- Problem statement
From the entries below, pull out each line where "Analysis" appears.

- Supplied entries
※

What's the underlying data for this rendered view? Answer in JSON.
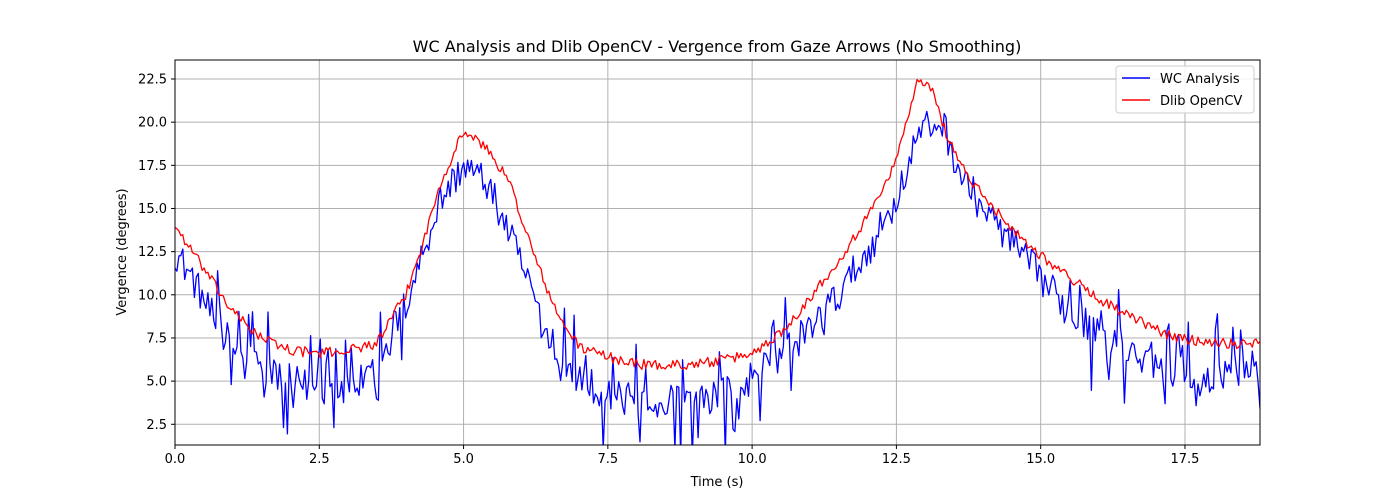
{
  "chart_data": {
    "type": "line",
    "title": "WC Analysis and Dlib OpenCV - Vergence from Gaze Arrows (No Smoothing)",
    "xlabel": "Time (s)",
    "ylabel": "Vergence (degrees)",
    "xlim": [
      0,
      18.8
    ],
    "ylim": [
      1.3,
      23.6
    ],
    "xticks": [
      0,
      2.5,
      5,
      7.5,
      10,
      12.5,
      15,
      17.5
    ],
    "xtick_labels": [
      "0.0",
      "2.5",
      "5.0",
      "7.5",
      "10.0",
      "12.5",
      "15.0",
      "17.5"
    ],
    "yticks": [
      2.5,
      5,
      7.5,
      10,
      12.5,
      15,
      17.5,
      20,
      22.5
    ],
    "ytick_labels": [
      "2.5",
      "5.0",
      "7.5",
      "10.0",
      "12.5",
      "15.0",
      "17.5",
      "20.0",
      "22.5"
    ],
    "grid": true,
    "legend": "top-right",
    "series": [
      {
        "name": "WC Analysis",
        "color": "#0000ff",
        "noise": 1.0,
        "x": [
          0,
          0.3,
          0.6,
          1.0,
          1.5,
          2.0,
          2.5,
          3.0,
          3.5,
          4.0,
          4.3,
          4.6,
          5.0,
          5.4,
          5.8,
          6.2,
          6.6,
          7.0,
          7.5,
          8.0,
          8.5,
          9.0,
          9.5,
          10.0,
          10.5,
          11.0,
          11.5,
          12.0,
          12.5,
          12.9,
          13.3,
          13.6,
          14.0,
          14.5,
          15.0,
          15.5,
          16.0,
          16.5,
          17.0,
          17.5,
          18.0,
          18.8
        ],
        "y": [
          12.5,
          11.0,
          9.0,
          7.0,
          5.8,
          5.0,
          4.5,
          4.5,
          5.5,
          9.5,
          12.5,
          15.5,
          17.5,
          16.5,
          13.5,
          10.0,
          7.0,
          5.2,
          4.2,
          3.8,
          3.8,
          3.8,
          4.2,
          5.2,
          6.5,
          8.0,
          10.0,
          12.5,
          15.5,
          19.5,
          20.0,
          17.0,
          15.0,
          13.0,
          11.0,
          9.0,
          8.0,
          7.0,
          6.0,
          5.5,
          5.5,
          5.8
        ]
      },
      {
        "name": "Dlib OpenCV",
        "color": "#ff0000",
        "noise": 0.3,
        "x": [
          0,
          0.3,
          0.6,
          1.0,
          1.5,
          2.0,
          2.5,
          3.0,
          3.5,
          4.0,
          4.3,
          4.6,
          5.0,
          5.4,
          5.8,
          6.2,
          6.6,
          7.0,
          7.5,
          8.0,
          8.5,
          9.0,
          9.5,
          10.0,
          10.5,
          11.0,
          11.5,
          12.0,
          12.5,
          12.85,
          13.1,
          13.4,
          13.8,
          14.2,
          14.6,
          15.0,
          15.5,
          16.0,
          16.5,
          17.0,
          17.2,
          17.5,
          18.0,
          18.5,
          18.8
        ],
        "y": [
          14.0,
          12.5,
          11.0,
          9.0,
          7.5,
          6.8,
          6.6,
          6.8,
          7.2,
          10.0,
          13.0,
          16.5,
          19.5,
          18.5,
          16.5,
          12.5,
          9.0,
          7.0,
          6.4,
          6.0,
          5.9,
          6.0,
          6.2,
          6.6,
          7.8,
          9.8,
          12.0,
          14.5,
          17.8,
          22.3,
          22.0,
          19.0,
          16.5,
          15.0,
          13.5,
          12.3,
          11.0,
          9.8,
          8.8,
          8.0,
          7.7,
          7.4,
          7.3,
          7.1,
          7.4
        ]
      }
    ]
  }
}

※

- Full output
    "title": "WC Analysis and Dlib OpenCV - Vergence from Gaze Arrows (No Smoothing)",
        "name": "WC Analysis",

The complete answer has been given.